## YOUR OBJECTIVE
Please lay out the lines of the records as a numbered list, leaving out blank lines, starting with the first line and going on through the line containing "y-tick-label: Nov: [602, 273, 626, 290]".

⟨

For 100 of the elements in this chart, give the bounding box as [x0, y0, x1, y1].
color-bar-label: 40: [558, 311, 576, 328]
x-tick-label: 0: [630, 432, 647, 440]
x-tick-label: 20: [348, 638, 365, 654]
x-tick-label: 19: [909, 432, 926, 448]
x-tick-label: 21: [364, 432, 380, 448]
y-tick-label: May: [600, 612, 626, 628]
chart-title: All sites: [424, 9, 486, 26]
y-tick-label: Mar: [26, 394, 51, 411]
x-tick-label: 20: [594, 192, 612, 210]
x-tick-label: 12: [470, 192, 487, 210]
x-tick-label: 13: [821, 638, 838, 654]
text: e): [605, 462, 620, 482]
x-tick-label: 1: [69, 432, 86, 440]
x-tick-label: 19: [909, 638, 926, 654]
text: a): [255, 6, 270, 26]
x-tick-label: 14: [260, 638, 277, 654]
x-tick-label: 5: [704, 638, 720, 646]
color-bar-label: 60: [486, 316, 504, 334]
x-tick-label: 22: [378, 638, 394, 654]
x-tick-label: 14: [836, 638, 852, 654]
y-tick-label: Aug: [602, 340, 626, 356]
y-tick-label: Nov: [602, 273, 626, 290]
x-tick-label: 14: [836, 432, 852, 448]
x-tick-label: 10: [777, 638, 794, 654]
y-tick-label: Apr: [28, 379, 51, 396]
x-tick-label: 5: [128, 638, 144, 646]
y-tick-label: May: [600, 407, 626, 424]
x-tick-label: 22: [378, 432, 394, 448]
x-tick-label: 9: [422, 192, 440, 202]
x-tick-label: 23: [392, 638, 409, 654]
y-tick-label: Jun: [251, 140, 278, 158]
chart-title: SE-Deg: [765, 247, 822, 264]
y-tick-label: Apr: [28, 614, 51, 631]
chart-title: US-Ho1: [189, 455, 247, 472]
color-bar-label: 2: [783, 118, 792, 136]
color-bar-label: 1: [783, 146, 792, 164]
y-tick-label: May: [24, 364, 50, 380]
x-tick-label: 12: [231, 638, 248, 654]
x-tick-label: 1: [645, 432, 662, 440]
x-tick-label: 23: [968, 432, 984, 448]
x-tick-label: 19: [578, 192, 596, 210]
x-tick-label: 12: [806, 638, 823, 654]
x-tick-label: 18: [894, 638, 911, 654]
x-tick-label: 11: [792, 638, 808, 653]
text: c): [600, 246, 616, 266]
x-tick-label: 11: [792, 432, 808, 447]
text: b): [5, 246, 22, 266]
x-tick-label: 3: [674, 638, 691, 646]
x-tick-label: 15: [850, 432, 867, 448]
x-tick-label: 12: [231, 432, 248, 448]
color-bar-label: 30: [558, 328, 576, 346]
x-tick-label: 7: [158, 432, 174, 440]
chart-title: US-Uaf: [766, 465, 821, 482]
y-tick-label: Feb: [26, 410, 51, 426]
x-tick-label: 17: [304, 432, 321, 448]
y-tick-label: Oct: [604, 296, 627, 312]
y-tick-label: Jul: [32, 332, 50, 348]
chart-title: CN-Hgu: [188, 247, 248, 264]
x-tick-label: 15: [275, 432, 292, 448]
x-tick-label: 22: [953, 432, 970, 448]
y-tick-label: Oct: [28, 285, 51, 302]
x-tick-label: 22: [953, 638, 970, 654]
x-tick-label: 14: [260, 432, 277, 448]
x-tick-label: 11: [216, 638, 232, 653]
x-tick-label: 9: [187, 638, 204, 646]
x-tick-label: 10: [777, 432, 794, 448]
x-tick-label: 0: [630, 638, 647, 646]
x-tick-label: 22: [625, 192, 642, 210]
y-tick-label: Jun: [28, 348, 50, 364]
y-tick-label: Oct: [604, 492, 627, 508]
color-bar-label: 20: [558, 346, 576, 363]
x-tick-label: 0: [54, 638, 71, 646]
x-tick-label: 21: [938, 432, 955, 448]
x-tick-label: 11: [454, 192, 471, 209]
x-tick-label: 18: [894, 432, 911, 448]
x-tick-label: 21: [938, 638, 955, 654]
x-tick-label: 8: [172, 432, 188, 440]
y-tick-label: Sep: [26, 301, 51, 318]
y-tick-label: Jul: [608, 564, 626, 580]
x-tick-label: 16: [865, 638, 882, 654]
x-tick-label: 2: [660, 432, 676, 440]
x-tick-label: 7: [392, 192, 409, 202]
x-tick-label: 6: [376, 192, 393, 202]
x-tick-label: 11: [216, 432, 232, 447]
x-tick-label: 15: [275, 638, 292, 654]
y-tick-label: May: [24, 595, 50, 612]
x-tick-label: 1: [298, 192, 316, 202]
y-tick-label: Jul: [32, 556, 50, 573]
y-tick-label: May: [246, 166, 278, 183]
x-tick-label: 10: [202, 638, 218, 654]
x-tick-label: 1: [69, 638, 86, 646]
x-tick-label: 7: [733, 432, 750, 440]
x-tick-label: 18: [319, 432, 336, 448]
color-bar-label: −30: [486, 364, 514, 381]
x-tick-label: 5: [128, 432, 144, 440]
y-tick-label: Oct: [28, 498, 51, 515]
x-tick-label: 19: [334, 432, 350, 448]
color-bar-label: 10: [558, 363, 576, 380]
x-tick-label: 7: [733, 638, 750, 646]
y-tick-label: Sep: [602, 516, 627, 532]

⟩

## WRITTEN SOLUTION
1. For 100 of the elements in this chart, give the bounding box as [x0, y0, x1, y1].
2. color-bar-label: 40: [558, 311, 576, 328]
3. x-tick-label: 0: [630, 432, 647, 440]
4. x-tick-label: 20: [348, 638, 365, 654]
5. x-tick-label: 19: [909, 432, 926, 448]
6. x-tick-label: 21: [364, 432, 380, 448]
7. y-tick-label: May: [600, 612, 626, 628]
8. chart-title: All sites: [424, 9, 486, 26]
9. y-tick-label: Mar: [26, 394, 51, 411]
10. x-tick-label: 20: [594, 192, 612, 210]
11. x-tick-label: 12: [470, 192, 487, 210]
12. x-tick-label: 13: [821, 638, 838, 654]
13. text: e): [605, 462, 620, 482]
14. x-tick-label: 1: [69, 432, 86, 440]
15. x-tick-label: 19: [909, 638, 926, 654]
16. text: a): [255, 6, 270, 26]
17. x-tick-label: 14: [260, 638, 277, 654]
18. x-tick-label: 5: [704, 638, 720, 646]
19. color-bar-label: 60: [486, 316, 504, 334]
20. x-tick-label: 22: [378, 638, 394, 654]
21. x-tick-label: 14: [836, 638, 852, 654]
22. y-tick-label: Aug: [602, 340, 626, 356]
23. y-tick-label: Nov: [602, 273, 626, 290]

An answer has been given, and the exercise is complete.